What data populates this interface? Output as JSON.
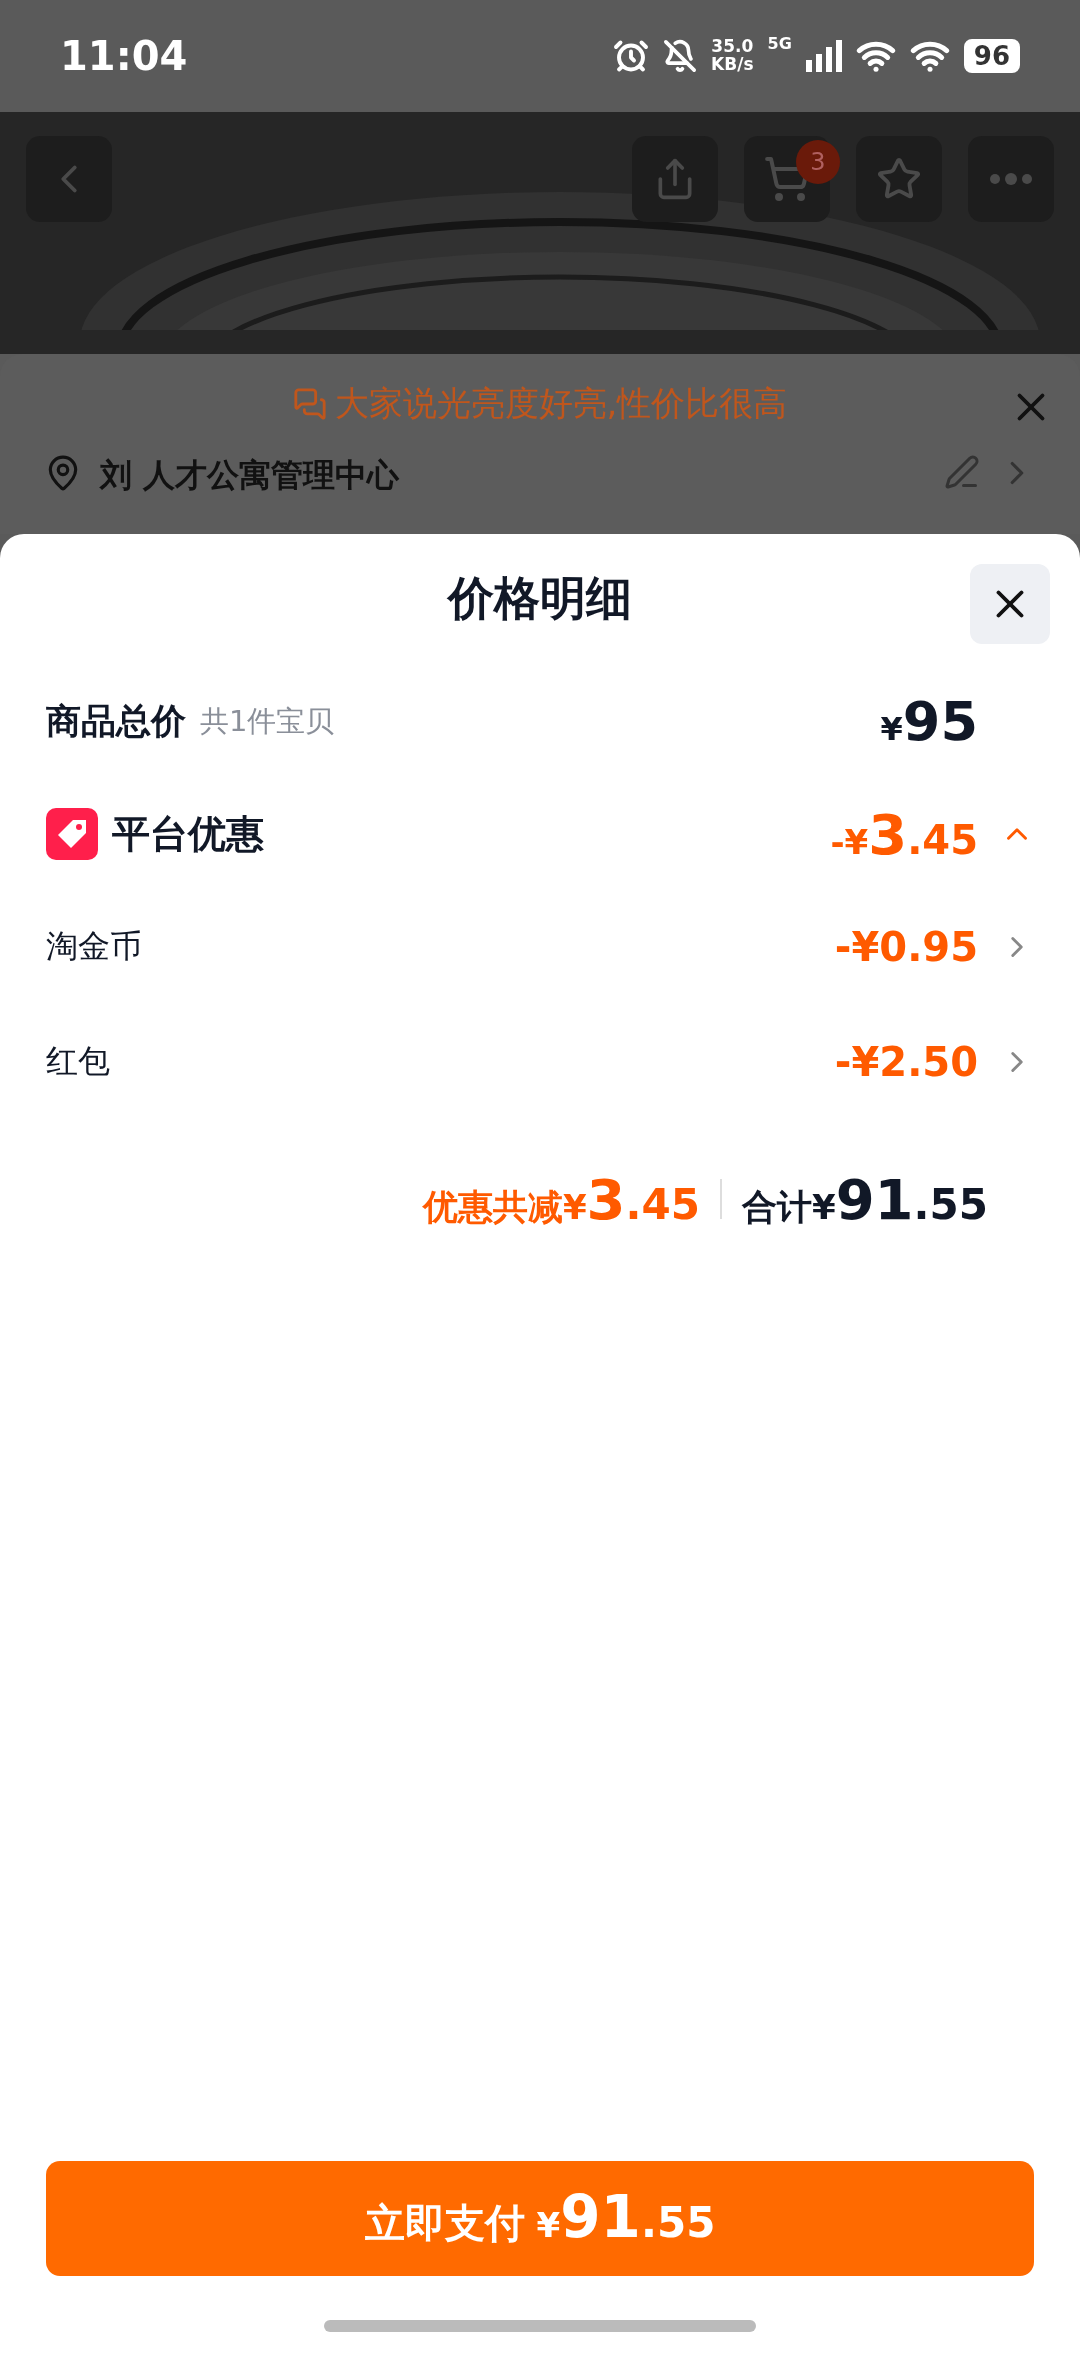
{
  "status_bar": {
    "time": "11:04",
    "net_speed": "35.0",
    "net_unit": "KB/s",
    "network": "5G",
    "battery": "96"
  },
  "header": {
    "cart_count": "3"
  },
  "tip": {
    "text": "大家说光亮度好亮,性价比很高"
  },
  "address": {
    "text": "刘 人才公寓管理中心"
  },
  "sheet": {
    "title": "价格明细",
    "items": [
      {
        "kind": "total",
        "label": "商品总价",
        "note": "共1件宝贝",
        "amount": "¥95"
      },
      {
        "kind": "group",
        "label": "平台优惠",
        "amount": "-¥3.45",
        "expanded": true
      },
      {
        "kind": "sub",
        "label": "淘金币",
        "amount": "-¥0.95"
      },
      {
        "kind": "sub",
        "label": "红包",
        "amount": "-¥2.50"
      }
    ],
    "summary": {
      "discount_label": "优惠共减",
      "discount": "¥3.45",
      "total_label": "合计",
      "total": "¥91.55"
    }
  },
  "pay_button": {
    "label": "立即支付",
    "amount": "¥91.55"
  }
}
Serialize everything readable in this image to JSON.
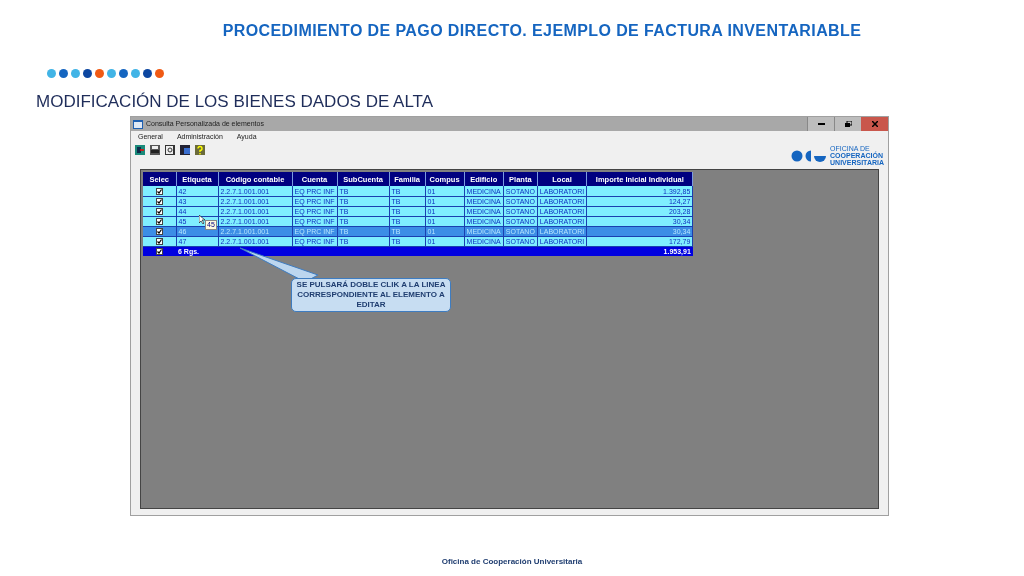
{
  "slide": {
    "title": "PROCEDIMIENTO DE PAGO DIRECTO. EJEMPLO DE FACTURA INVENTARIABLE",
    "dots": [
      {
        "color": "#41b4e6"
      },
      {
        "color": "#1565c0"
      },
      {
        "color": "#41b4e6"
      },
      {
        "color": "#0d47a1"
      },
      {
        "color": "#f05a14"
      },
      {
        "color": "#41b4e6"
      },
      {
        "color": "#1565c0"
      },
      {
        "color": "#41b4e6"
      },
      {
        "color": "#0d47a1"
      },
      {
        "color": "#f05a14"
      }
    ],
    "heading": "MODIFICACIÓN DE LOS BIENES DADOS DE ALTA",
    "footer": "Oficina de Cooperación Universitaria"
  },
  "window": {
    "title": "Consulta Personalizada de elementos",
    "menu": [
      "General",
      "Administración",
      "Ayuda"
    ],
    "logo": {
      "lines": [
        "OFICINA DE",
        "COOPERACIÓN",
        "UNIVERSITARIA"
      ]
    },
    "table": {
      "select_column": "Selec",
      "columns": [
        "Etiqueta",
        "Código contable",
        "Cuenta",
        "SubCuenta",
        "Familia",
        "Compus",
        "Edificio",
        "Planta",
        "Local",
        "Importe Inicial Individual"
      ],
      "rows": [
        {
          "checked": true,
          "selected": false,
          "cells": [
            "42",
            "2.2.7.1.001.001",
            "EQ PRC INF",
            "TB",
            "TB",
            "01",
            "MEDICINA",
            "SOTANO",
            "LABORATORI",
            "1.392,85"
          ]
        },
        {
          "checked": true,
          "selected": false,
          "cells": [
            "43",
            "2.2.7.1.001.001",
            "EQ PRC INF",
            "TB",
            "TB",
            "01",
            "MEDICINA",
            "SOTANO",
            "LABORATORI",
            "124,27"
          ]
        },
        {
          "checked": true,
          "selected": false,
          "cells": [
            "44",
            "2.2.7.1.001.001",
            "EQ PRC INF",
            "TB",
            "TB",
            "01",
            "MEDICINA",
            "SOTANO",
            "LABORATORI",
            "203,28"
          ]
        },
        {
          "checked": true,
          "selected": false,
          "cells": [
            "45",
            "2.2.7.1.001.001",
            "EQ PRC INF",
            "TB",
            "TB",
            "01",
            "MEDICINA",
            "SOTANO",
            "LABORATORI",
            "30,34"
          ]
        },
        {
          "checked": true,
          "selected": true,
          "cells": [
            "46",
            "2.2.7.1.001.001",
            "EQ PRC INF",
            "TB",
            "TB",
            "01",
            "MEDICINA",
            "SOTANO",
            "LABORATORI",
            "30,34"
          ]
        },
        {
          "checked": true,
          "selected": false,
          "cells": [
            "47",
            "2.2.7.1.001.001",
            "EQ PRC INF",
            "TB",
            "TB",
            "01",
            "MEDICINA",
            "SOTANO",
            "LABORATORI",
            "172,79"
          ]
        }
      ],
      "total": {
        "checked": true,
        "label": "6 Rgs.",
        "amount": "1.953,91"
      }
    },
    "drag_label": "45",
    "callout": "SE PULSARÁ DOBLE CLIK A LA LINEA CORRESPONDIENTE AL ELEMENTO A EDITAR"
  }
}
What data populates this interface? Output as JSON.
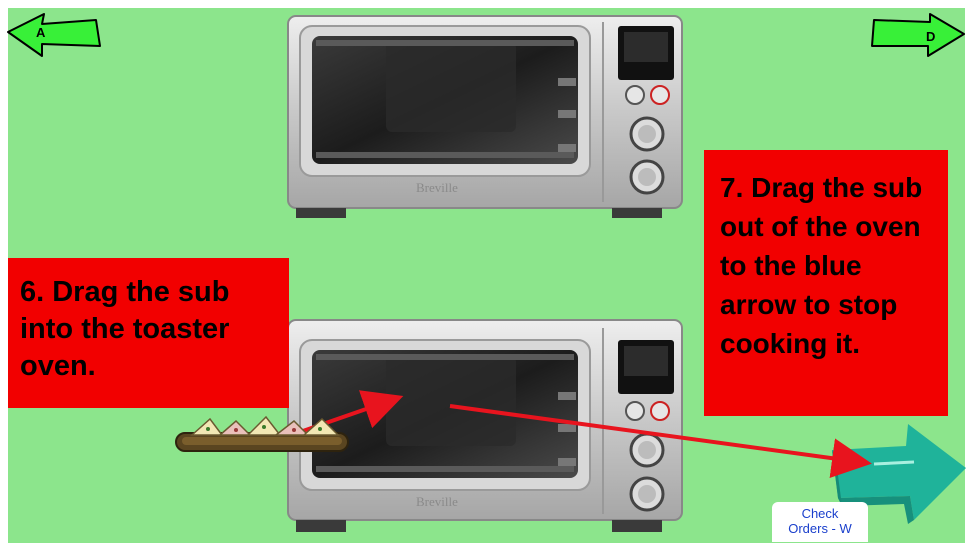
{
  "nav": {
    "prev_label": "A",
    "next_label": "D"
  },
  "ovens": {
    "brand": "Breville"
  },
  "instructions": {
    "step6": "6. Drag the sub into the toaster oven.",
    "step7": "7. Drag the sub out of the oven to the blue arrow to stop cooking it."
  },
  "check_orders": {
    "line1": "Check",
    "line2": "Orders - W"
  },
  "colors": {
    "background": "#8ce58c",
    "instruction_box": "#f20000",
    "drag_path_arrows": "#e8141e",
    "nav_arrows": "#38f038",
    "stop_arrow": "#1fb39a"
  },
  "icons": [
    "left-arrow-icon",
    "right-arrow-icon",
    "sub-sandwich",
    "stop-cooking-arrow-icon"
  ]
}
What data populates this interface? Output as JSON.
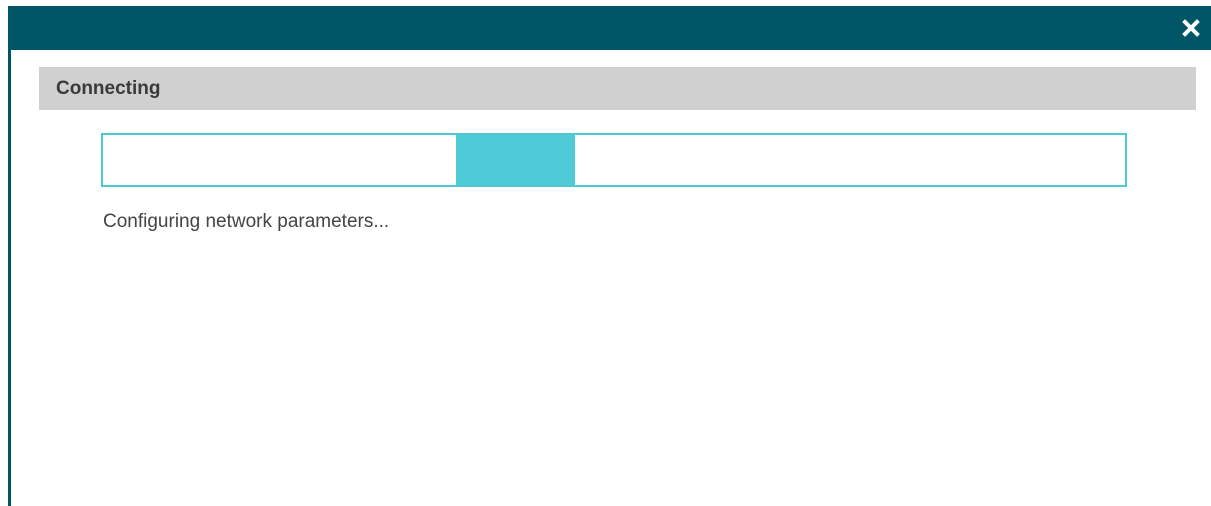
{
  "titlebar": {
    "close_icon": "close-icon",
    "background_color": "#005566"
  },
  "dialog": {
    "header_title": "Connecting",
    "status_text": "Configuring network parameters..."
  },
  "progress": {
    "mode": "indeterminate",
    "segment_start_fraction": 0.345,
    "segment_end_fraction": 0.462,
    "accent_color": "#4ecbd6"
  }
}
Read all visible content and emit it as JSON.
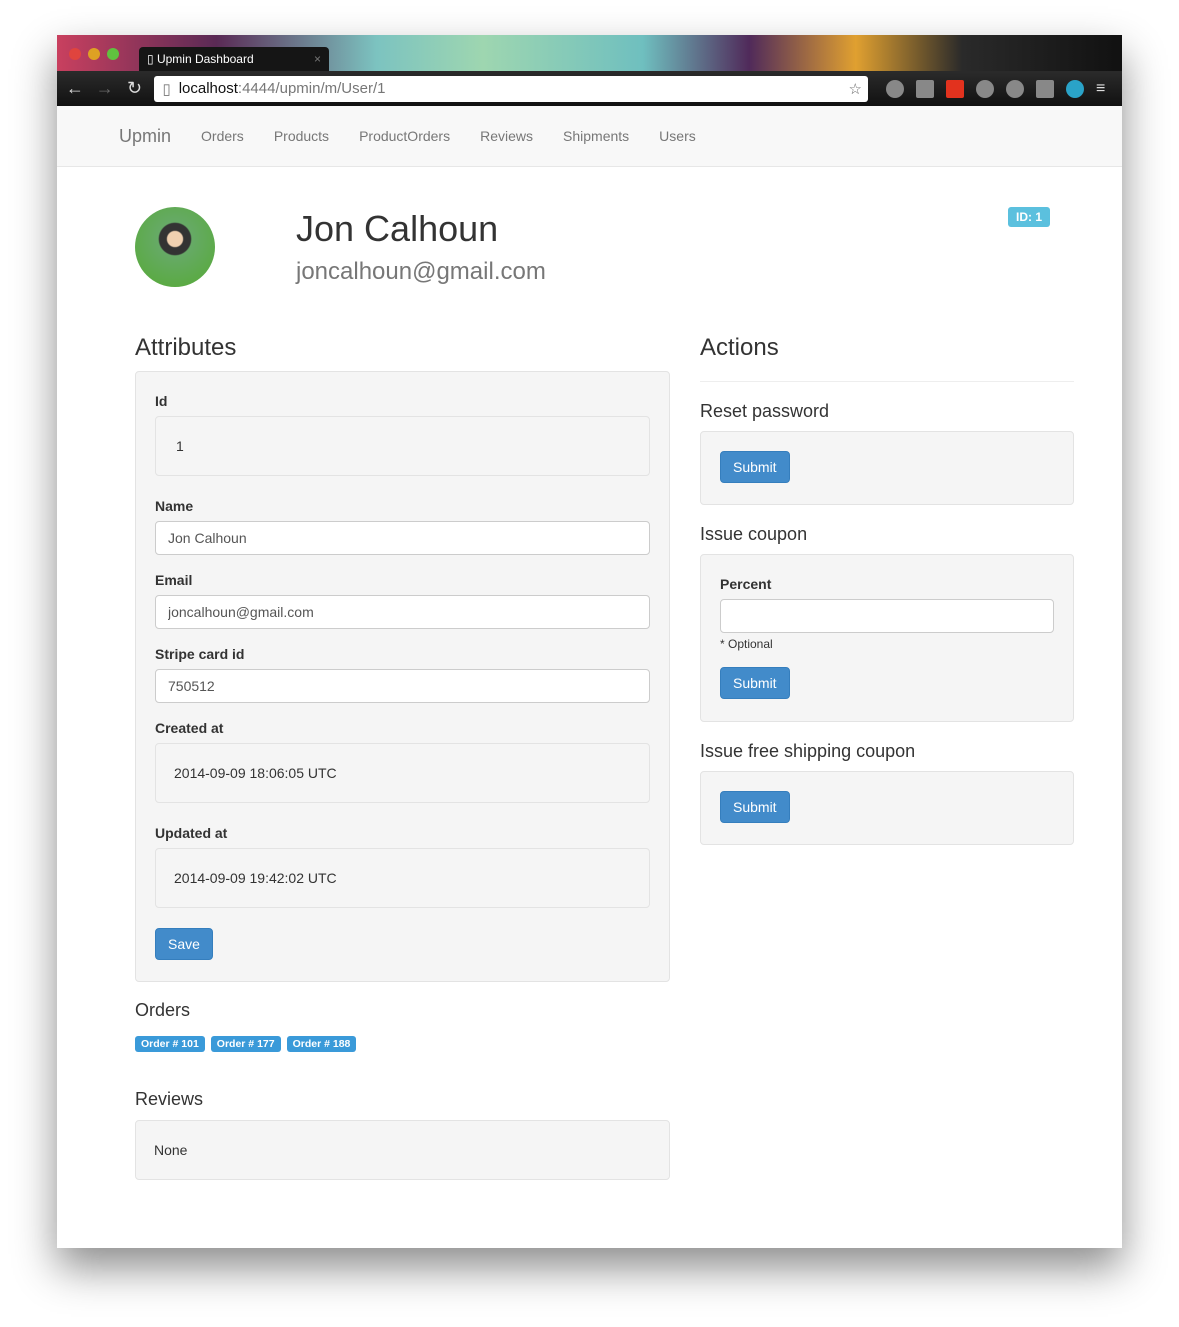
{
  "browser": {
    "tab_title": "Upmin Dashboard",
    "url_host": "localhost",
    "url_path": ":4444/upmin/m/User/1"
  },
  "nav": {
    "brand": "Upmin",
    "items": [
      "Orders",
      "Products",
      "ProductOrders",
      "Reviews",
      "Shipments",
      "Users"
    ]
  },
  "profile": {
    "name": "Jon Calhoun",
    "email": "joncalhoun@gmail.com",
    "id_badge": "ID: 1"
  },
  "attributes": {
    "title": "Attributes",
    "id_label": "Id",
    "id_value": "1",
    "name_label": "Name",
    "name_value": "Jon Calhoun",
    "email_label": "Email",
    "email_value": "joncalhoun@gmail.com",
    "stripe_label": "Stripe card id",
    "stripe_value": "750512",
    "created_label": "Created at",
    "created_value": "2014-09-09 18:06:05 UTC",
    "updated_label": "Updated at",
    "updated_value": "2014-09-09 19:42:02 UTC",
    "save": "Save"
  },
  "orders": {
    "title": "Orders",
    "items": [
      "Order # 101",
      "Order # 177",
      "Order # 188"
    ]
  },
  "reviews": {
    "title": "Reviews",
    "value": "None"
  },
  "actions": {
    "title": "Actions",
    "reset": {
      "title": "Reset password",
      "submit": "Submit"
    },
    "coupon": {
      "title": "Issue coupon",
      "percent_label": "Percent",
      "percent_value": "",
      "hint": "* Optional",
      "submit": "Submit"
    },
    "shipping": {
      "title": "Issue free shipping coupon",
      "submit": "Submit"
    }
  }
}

++++++++++++++++++++

- _WORK REQUIRED_
Copy all lines above containing the string "gmail".

- _REPLY TO THE TASK_
    "email": "joncalhoun@gmail.com",
    "email_value": "joncalhoun@gmail.com",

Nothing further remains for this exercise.